:: Texte de l'exercice ::

La narration se déploie lentement, majestueusement, comme les méandres du fleuve Sénégal, comme les branches interminables de l’arbre généalogique du peuple Soninké. Madame Bâ, narratrice principale, alterne entre des adresses directes, virulentes mais respectueuses envers le Président de la République française, des confidences confiantes à son avocat, des admonestations musclées envers elle-même et les fantômes de ses chers disparus. Elle se raconte à la première personne, mais certaines situations, les plus décisives, sont écrites à la troisième personne, comme si Madame Bâ était une simple spectatrice de sa propre histoire, incapable d’en modifier le cours tragique.
La dernière partie du récit, les cinquante dernières pages, sont prises en charge par un nouveau narrateur. Maître Fabiani, l’avocat qui a aidé Madame Bâ dans sa demande de recours, prend la parole pour expliquer la suite des démarches de sa cliente, cette cliente si particulière qui lui a appris l’Afrique là où il ne voyait que la misère. La fin de l’histoire était attendue. Madame Bâ va gonfler encore un peu plus le flot d’immigrants clandestins qui se presse aux portes de la France.
Ce texte d’Érik Orsenna change radicalement de tout ce que j’ai pu lire de lui. Nous sommes très loin de la poésie enjouée de La grammaire est une chanson douce ou de Dernières nouvelles des oiseaux. Ici, ni jeux de mots, ni de galipettes avec la syntaxe. La langue se fait témoignage et philosophie pour mieux coller à une existence hors du commun. Le texte tient en haleine, malgré quelques longueurs. Je referme le livre en me disant que j’ai peut-être acquis un peu de la sagesse évidente de ceux qui se contentent de l’essentiel, sans chercher ailleurs le bonheur qui est sous leur nez, quelle que soit sa taille.

:::
:: Lignes fournies ::

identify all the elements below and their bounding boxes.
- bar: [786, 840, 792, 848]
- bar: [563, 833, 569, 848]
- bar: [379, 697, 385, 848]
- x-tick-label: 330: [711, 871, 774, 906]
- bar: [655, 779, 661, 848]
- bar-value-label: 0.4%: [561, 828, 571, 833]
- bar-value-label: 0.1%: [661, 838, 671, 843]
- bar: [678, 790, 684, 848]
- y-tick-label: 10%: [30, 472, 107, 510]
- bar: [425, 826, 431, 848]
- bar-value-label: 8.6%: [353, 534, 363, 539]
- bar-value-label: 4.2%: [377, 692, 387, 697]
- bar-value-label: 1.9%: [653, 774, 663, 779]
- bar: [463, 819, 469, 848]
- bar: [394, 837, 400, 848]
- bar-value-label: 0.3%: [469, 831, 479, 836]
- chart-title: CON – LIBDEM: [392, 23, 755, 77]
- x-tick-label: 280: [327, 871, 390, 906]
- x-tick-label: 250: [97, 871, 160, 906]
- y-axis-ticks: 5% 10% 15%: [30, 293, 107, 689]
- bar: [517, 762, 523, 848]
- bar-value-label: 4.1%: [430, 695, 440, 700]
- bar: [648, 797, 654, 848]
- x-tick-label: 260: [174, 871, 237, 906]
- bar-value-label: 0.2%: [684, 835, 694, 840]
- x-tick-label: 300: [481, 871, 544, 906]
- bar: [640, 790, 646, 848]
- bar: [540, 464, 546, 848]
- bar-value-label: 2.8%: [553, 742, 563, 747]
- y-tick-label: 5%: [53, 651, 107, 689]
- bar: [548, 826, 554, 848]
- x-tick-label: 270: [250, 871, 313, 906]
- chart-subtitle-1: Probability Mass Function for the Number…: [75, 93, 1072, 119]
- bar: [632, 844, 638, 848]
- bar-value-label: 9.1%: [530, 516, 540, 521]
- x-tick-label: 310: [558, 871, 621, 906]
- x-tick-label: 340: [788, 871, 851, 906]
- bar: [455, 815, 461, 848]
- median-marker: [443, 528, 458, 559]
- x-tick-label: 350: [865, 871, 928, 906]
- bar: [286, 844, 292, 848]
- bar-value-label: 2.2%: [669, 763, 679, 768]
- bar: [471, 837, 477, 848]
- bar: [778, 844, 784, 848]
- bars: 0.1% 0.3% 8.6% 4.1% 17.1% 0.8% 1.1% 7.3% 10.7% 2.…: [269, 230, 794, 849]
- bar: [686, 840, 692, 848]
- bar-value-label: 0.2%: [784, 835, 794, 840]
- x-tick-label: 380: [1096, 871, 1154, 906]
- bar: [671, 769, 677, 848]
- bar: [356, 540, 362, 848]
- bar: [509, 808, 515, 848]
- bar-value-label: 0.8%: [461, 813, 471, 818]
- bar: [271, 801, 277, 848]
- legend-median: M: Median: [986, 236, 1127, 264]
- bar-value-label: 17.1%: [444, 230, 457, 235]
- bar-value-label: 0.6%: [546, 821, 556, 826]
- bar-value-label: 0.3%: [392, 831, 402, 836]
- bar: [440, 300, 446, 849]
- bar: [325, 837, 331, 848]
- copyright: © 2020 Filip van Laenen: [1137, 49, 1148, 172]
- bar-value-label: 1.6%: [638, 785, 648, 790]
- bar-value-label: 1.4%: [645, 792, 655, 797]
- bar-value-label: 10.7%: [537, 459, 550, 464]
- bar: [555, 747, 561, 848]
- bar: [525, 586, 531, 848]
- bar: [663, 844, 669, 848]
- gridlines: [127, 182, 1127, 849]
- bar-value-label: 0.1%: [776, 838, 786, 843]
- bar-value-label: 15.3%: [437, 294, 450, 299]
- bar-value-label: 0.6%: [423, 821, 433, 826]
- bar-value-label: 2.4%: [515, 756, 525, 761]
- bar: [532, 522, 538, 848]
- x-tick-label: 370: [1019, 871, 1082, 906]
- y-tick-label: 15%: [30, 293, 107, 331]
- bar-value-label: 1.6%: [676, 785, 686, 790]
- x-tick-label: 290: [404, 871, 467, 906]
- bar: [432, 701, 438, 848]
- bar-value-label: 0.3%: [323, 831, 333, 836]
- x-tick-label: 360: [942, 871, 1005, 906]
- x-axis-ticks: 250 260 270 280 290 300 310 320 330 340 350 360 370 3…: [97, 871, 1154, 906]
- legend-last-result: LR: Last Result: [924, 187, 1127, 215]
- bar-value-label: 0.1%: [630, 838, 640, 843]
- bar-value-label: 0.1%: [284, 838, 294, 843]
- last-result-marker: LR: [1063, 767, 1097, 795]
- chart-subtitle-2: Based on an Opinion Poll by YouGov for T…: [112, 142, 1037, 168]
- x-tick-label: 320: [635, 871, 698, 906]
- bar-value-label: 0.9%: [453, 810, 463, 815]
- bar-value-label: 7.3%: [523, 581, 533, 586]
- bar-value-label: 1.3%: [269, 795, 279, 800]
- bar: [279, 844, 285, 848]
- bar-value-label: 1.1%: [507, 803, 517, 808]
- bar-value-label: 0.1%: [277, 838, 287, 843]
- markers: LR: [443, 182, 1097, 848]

:::

(Travail à faire)
1. Traduisez en anglais la phrase suivante du texte de l'exercice : « Le texte tient en haleine, malgré quelques longueurs. »
2. Renvoyez, s'il vous plaît, sans rien y changer, le passage du texte de l'exercice qui commence à « La narration se » et se termine à « le cours tragique. ».
Les lignes forment un matériau distinct du texte de l'exercice.

(Réponses attendues)
1. The text keeps you in suspense, despite a few slow passages.

2.
La narration se déploie lentement, majestueusement, comme les méandres du fleuve Sénégal, comme les branches interminables de l’arbre généalogique du peuple Soninké. Madame Bâ, narratrice principale, alterne entre des adresses directes, virulentes mais respectueuses envers le Président de la République française, des confidences confiantes à son avocat, des admonestations musclées envers elle-même et les fantômes de ses chers disparus. Elle se raconte à la première personne, mais certaines situations, les plus décisives, sont écrites à la troisième personne, comme si Madame Bâ était une simple spectatrice de sa propre histoire, incapable d’en modifier le cours tragique.